* **Exercise requirements**:
Repeat the data verbatim.

-------- Recorded information --------

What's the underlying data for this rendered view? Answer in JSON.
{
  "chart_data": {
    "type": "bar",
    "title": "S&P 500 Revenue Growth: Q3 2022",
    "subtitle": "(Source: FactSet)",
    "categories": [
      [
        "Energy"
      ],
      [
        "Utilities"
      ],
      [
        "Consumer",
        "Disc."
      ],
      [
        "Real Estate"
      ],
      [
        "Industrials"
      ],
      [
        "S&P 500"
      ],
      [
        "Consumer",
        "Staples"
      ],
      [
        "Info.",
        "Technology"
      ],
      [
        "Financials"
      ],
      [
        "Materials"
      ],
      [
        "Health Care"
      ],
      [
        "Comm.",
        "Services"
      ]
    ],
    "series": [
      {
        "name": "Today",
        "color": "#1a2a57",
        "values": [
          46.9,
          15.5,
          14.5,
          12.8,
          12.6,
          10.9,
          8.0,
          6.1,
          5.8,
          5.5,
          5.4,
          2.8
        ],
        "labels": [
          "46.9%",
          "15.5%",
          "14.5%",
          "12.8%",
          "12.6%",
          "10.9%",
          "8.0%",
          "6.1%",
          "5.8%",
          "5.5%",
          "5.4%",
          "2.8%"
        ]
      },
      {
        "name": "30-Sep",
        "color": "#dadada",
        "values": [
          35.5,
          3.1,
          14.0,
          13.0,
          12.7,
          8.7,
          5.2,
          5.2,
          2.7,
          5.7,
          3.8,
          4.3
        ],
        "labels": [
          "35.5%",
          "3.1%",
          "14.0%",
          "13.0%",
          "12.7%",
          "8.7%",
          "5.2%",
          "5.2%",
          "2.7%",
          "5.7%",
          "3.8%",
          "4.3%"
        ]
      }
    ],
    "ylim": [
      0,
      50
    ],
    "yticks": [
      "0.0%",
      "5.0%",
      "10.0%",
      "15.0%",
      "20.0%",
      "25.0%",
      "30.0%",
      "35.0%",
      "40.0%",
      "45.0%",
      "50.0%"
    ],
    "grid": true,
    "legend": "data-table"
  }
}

--------

* **Exercise response**:
What's the underlying data for this rendered view? Answer in JSON.
{
  "chart_data": {
    "type": "bar",
    "title": "S&P 500 Revenue Growth: Q3 2022",
    "subtitle": "(Source: FactSet)",
    "categories": [
      [
        "Energy"
      ],
      [
        "Utilities"
      ],
      [
        "Consumer",
        "Disc."
      ],
      [
        "Real Estate"
      ],
      [
        "Industrials"
      ],
      [
        "S&P 500"
      ],
      [
        "Consumer",
        "Staples"
      ],
      [
        "Info.",
        "Technology"
      ],
      [
        "Financials"
      ],
      [
        "Materials"
      ],
      [
        "Health Care"
      ],
      [
        "Comm.",
        "Services"
      ]
    ],
    "series": [
      {
        "name": "Today",
        "color": "#1a2a57",
        "values": [
          46.9,
          15.5,
          14.5,
          12.8,
          12.6,
          10.9,
          8.0,
          6.1,
          5.8,
          5.5,
          5.4,
          2.8
        ],
        "labels": [
          "46.9%",
          "15.5%",
          "14.5%",
          "12.8%",
          "12.6%",
          "10.9%",
          "8.0%",
          "6.1%",
          "5.8%",
          "5.5%",
          "5.4%",
          "2.8%"
        ]
      },
      {
        "name": "30-Sep",
        "color": "#dadada",
        "values": [
          35.5,
          3.1,
          14.0,
          13.0,
          12.7,
          8.7,
          5.2,
          5.2,
          2.7,
          5.7,
          3.8,
          4.3
        ],
        "labels": [
          "35.5%",
          "3.1%",
          "14.0%",
          "13.0%",
          "12.7%",
          "8.7%",
          "5.2%",
          "5.2%",
          "2.7%",
          "5.7%",
          "3.8%",
          "4.3%"
        ]
      }
    ],
    "ylim": [
      0,
      50
    ],
    "yticks": [
      "0.0%",
      "5.0%",
      "10.0%",
      "15.0%",
      "20.0%",
      "25.0%",
      "30.0%",
      "35.0%",
      "40.0%",
      "45.0%",
      "50.0%"
    ],
    "grid": true,
    "legend": "data-table"
  }
}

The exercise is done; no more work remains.